>> Begin LISTING
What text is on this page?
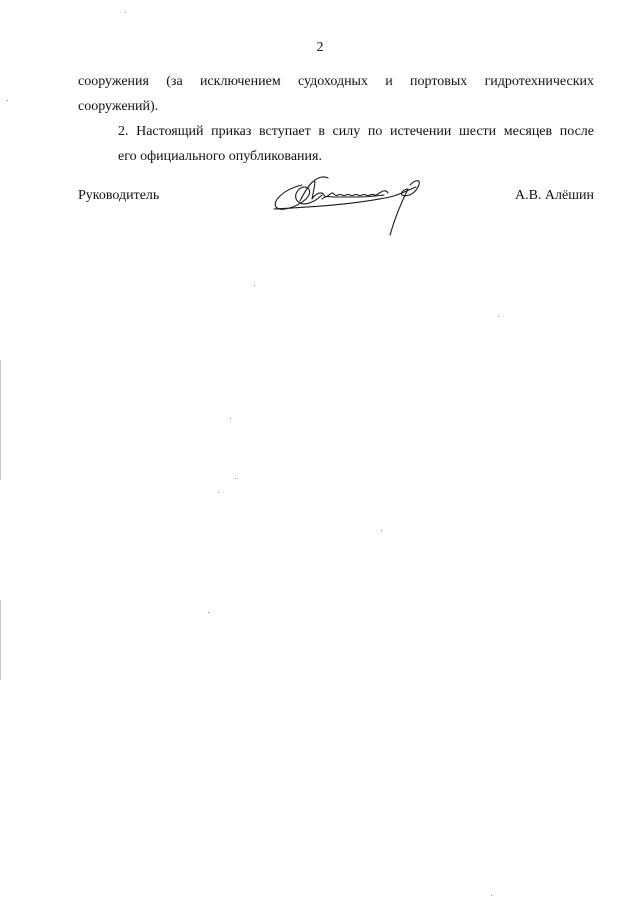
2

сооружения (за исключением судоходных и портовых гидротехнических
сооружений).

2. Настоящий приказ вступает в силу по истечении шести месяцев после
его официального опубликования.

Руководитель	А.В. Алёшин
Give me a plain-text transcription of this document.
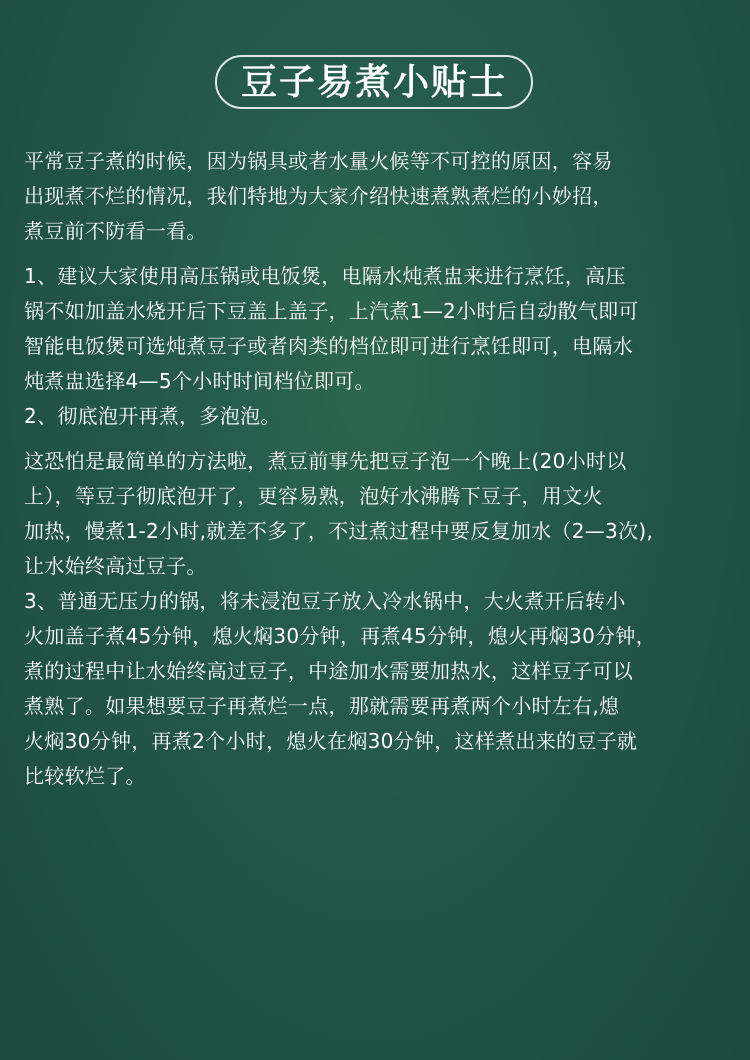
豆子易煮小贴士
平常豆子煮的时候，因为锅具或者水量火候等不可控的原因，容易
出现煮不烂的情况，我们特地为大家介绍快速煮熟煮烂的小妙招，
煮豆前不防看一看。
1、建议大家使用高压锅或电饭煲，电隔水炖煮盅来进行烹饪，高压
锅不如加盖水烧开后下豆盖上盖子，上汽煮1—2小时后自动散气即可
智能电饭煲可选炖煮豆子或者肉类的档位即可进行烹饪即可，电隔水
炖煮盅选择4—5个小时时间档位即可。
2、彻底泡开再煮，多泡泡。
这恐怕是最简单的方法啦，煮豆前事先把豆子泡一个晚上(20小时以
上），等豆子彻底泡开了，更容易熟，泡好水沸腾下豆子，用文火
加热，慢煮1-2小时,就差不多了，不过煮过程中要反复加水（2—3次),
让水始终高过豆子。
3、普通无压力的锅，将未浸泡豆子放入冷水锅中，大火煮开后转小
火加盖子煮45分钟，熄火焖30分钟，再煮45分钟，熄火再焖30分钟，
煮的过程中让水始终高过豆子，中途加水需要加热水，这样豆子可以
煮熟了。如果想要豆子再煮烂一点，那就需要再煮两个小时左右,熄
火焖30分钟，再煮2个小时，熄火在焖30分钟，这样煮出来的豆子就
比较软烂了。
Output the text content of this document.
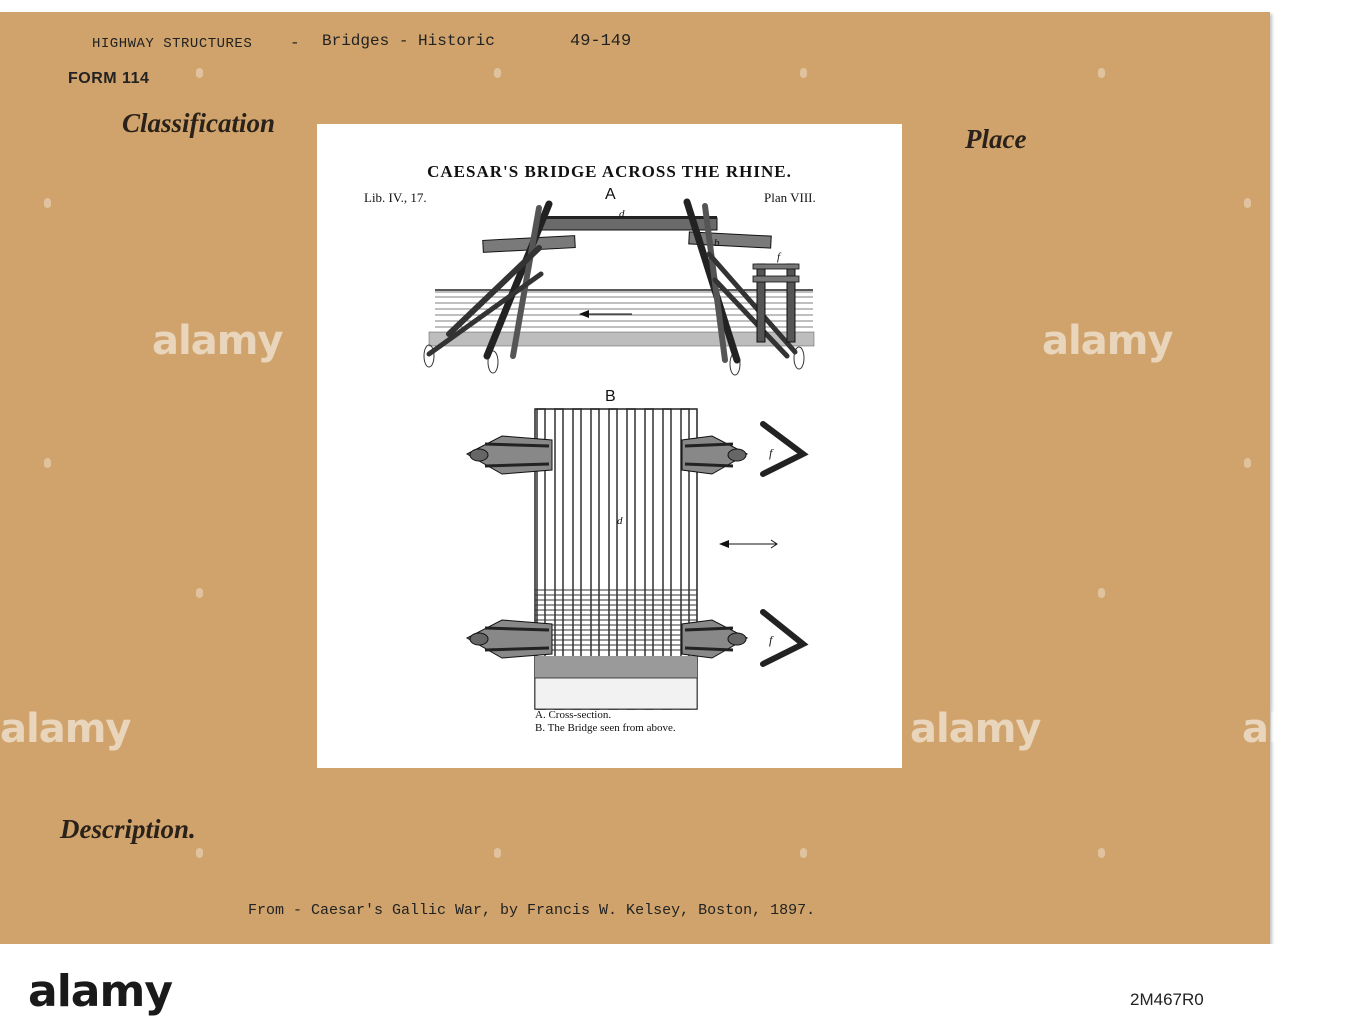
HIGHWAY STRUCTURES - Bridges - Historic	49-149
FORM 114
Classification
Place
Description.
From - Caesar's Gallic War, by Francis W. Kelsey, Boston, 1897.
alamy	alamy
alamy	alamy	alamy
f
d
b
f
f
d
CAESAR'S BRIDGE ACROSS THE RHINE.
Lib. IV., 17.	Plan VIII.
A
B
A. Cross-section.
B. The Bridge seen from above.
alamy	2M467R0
>> End LISTING
» **STATED GOAL**: Copy only this, please: the line with "Output the text content of this document." and every line after it through the end of the data, with no pictures.

» **SOLUTION**:
Output the text content of this document.
HIGHWAY STRUCTURES - Bridges - Historic	49-149
FORM 114
Classification
Place
Description.
From - Caesar's Gallic War, by Francis W. Kelsey, Boston, 1897.
alamy	alamy
alamy	alamy	alamy
f
d
b
f
f
d
CAESAR'S BRIDGE ACROSS THE RHINE.
Lib. IV., 17.	Plan VIII.
A
B
A. Cross-section.
B. The Bridge seen from above.
alamy	2M467R0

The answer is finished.